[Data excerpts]
----
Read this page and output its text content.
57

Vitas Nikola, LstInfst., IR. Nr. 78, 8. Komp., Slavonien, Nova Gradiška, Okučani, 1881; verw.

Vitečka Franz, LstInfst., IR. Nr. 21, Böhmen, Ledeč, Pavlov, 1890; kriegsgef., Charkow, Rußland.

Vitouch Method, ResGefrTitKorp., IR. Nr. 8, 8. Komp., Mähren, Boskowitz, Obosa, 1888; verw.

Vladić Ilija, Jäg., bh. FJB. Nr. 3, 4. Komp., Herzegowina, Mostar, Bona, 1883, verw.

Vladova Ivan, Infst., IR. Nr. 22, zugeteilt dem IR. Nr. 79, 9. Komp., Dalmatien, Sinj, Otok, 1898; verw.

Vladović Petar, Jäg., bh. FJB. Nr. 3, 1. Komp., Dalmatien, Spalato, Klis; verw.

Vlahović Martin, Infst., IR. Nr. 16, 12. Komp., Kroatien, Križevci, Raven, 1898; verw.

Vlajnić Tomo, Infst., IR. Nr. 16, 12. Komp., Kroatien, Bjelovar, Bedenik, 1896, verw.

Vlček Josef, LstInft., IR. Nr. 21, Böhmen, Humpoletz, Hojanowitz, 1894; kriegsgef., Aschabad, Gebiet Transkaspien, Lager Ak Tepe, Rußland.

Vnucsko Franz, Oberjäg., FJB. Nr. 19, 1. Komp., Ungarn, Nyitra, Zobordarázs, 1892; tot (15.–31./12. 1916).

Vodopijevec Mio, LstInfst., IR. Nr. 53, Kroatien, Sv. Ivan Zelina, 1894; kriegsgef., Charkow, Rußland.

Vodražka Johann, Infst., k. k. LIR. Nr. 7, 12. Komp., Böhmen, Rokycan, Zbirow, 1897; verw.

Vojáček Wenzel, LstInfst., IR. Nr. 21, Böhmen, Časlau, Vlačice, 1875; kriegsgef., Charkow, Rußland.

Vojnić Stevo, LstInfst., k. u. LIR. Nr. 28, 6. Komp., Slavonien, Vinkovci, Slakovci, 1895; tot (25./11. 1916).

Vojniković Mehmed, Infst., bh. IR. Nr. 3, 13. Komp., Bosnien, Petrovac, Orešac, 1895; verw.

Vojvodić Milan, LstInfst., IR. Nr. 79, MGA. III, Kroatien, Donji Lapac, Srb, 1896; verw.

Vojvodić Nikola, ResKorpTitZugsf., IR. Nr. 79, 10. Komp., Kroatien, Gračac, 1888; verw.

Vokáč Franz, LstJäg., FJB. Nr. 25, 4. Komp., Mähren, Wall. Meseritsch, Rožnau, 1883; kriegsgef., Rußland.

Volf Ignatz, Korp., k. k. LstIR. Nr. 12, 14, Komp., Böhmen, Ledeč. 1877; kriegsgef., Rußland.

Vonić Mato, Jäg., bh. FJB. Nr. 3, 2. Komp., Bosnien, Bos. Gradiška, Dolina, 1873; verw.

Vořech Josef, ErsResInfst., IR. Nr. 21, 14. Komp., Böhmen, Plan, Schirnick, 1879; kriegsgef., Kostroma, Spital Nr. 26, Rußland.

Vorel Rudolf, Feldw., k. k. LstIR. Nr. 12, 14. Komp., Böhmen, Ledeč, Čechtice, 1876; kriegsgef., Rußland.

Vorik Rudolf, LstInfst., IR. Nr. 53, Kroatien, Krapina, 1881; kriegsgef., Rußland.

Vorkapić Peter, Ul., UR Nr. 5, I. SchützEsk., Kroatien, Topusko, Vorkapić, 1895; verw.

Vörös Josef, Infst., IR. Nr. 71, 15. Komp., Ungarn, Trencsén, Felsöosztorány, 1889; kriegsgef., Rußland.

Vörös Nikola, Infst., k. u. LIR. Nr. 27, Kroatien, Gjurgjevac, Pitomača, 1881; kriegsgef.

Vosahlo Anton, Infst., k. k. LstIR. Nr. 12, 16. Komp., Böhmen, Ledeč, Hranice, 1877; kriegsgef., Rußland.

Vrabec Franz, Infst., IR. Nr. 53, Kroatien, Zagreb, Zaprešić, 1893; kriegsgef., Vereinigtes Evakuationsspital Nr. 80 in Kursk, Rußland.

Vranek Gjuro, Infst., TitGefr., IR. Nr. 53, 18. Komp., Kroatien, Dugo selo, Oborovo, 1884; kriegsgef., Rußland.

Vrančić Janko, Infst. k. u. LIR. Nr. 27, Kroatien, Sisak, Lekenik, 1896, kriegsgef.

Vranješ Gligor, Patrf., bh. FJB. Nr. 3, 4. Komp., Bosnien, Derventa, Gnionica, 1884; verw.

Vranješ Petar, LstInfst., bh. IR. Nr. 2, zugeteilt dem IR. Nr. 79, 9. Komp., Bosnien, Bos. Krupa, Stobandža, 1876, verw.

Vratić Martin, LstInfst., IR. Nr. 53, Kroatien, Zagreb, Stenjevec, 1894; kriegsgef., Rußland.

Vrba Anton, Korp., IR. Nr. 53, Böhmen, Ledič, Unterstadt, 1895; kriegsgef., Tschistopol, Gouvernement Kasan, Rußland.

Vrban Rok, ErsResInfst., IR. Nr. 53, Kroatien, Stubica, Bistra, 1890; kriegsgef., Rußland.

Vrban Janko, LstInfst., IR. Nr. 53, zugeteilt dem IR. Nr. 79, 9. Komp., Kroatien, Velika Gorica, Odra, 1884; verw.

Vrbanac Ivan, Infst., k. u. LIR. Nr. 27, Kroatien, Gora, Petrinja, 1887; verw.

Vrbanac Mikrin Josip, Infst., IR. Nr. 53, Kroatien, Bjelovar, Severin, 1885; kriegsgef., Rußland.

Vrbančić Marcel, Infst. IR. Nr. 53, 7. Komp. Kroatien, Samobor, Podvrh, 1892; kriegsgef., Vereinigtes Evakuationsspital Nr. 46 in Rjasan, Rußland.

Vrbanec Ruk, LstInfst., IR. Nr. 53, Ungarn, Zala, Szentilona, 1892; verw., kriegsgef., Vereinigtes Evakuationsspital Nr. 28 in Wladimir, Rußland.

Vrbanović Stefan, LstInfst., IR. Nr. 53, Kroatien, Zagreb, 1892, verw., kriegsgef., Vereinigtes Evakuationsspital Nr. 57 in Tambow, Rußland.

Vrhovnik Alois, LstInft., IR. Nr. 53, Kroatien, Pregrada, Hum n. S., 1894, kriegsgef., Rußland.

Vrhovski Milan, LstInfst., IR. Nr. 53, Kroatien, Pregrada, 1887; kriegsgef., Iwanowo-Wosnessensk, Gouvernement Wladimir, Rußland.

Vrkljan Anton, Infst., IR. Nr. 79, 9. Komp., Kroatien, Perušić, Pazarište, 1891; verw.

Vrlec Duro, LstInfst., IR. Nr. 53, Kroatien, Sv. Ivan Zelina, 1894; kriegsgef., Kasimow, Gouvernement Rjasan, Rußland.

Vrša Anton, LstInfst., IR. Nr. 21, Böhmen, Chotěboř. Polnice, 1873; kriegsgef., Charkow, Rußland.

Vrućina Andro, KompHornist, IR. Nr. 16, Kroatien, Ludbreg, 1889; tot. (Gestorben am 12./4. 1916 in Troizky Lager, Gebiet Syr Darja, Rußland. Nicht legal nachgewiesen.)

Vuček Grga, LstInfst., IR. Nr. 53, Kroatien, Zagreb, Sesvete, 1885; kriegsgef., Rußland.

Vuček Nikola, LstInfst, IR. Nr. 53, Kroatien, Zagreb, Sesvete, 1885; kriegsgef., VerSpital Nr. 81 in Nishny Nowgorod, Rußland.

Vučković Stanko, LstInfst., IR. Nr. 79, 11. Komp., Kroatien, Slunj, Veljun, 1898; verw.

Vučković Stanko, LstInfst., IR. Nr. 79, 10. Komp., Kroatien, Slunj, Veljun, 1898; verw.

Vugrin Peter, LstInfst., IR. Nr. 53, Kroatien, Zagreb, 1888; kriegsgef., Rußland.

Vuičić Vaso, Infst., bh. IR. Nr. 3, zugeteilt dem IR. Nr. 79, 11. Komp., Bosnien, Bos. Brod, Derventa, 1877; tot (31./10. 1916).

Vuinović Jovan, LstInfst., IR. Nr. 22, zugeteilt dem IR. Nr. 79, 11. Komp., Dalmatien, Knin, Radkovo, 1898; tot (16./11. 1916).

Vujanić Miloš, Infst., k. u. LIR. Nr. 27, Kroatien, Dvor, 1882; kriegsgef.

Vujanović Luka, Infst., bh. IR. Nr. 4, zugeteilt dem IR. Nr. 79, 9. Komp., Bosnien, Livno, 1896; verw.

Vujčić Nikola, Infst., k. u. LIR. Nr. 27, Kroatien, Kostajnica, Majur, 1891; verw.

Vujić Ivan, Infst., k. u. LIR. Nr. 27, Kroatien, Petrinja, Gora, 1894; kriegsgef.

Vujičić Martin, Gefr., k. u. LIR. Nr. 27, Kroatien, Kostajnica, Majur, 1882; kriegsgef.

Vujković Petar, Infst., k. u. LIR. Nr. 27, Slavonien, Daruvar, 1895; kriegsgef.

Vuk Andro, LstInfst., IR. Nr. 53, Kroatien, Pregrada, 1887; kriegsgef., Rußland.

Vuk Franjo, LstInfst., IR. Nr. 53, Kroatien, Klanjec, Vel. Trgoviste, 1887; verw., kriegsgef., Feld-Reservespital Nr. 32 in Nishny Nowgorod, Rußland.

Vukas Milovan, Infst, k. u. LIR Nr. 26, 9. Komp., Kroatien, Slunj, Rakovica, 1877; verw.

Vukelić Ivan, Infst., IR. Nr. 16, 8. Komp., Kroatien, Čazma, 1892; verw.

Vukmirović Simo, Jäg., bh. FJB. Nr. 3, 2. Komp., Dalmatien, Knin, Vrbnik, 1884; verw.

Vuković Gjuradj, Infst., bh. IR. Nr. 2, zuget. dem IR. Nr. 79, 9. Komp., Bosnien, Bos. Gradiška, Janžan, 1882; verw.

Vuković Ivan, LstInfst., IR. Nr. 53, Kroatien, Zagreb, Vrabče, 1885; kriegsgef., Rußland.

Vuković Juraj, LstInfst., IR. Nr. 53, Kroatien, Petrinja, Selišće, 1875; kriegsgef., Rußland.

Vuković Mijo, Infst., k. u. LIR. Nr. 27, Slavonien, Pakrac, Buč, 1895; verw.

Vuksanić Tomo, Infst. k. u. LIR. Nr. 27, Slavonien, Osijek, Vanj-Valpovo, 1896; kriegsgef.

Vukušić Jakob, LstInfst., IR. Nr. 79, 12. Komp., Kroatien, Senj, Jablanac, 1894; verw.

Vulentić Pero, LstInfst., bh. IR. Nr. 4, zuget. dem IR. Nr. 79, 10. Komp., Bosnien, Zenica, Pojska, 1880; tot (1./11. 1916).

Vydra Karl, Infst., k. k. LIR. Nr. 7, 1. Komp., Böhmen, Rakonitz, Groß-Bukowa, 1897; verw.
----
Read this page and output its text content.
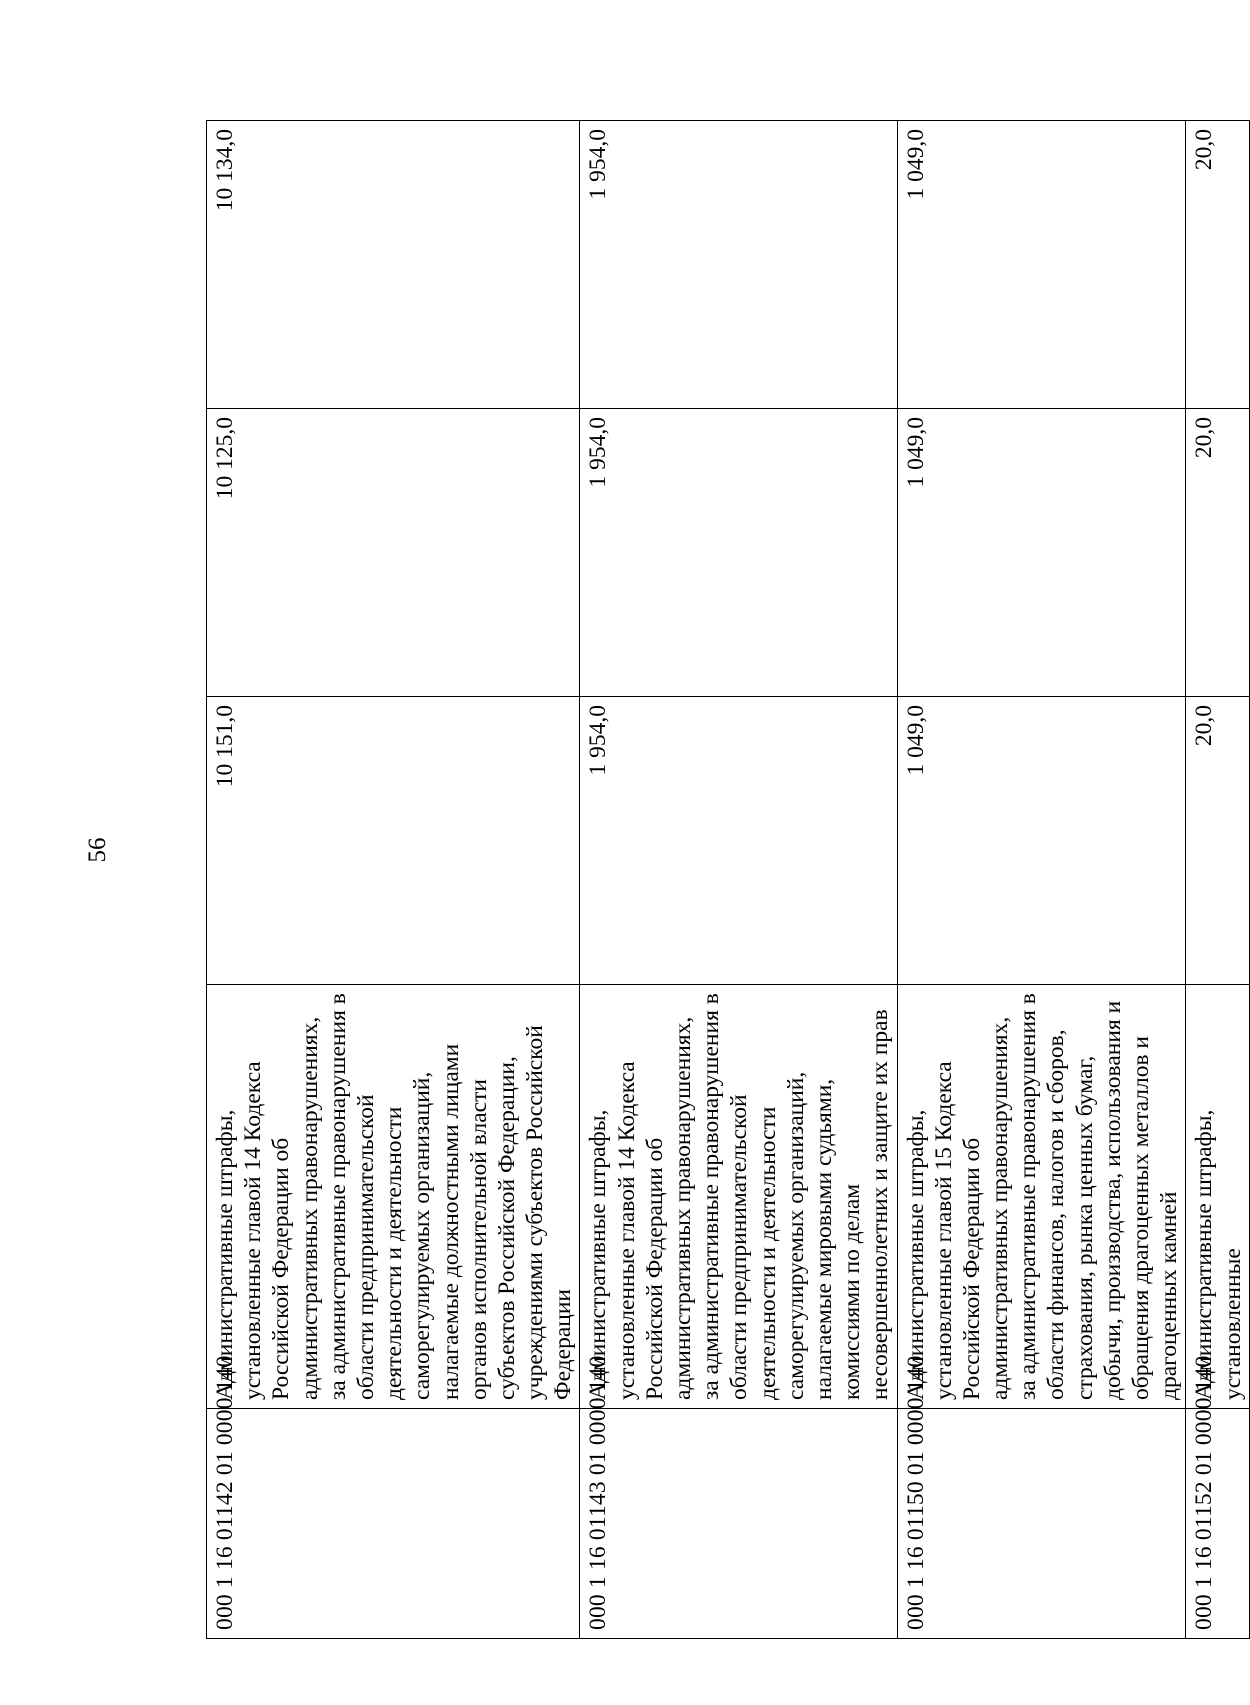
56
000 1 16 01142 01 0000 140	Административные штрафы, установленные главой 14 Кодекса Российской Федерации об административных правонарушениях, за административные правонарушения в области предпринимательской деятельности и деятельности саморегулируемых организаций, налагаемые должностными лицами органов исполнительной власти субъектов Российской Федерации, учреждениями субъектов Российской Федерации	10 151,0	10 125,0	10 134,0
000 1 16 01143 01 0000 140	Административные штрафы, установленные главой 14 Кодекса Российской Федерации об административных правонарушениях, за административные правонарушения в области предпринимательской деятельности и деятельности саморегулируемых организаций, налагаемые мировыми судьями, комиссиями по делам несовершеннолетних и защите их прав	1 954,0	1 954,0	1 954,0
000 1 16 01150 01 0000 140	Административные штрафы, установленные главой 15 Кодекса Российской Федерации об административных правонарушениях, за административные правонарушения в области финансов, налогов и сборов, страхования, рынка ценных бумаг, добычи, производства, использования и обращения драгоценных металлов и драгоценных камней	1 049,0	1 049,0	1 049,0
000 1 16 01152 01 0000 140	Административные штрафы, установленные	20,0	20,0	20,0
----
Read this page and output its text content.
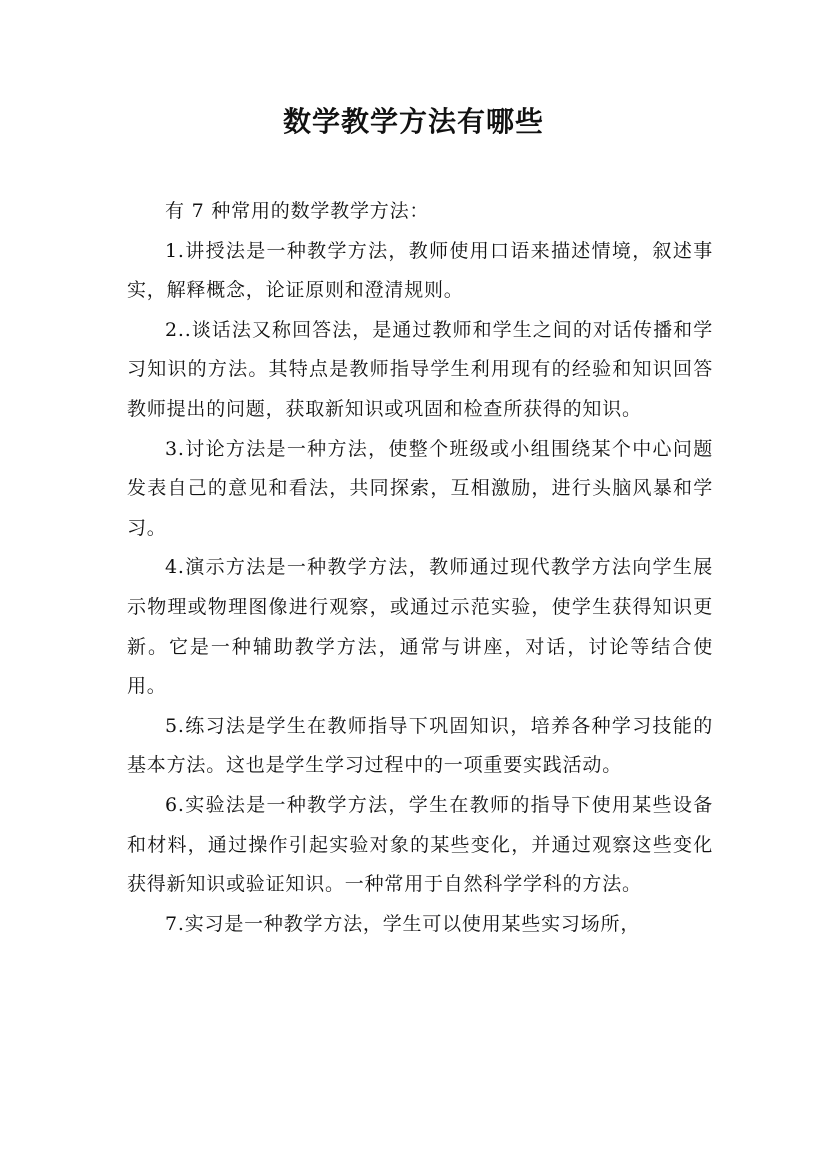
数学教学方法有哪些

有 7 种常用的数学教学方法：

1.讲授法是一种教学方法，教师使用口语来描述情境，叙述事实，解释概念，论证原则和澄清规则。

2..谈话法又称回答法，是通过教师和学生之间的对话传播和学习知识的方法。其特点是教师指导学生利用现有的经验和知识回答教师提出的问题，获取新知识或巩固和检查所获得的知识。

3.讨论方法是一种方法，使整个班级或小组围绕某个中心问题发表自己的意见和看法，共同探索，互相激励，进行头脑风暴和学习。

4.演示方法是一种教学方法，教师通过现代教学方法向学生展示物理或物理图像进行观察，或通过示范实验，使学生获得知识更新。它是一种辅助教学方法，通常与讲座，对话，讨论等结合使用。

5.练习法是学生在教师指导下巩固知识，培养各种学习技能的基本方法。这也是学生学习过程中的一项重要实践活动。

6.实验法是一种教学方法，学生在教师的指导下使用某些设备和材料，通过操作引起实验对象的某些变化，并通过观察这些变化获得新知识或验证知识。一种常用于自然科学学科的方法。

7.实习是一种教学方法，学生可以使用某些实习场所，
----
## Required task
From the listing above, find the number of lines with the word "Vörös" in them. Answer with the number only.

## Final result
2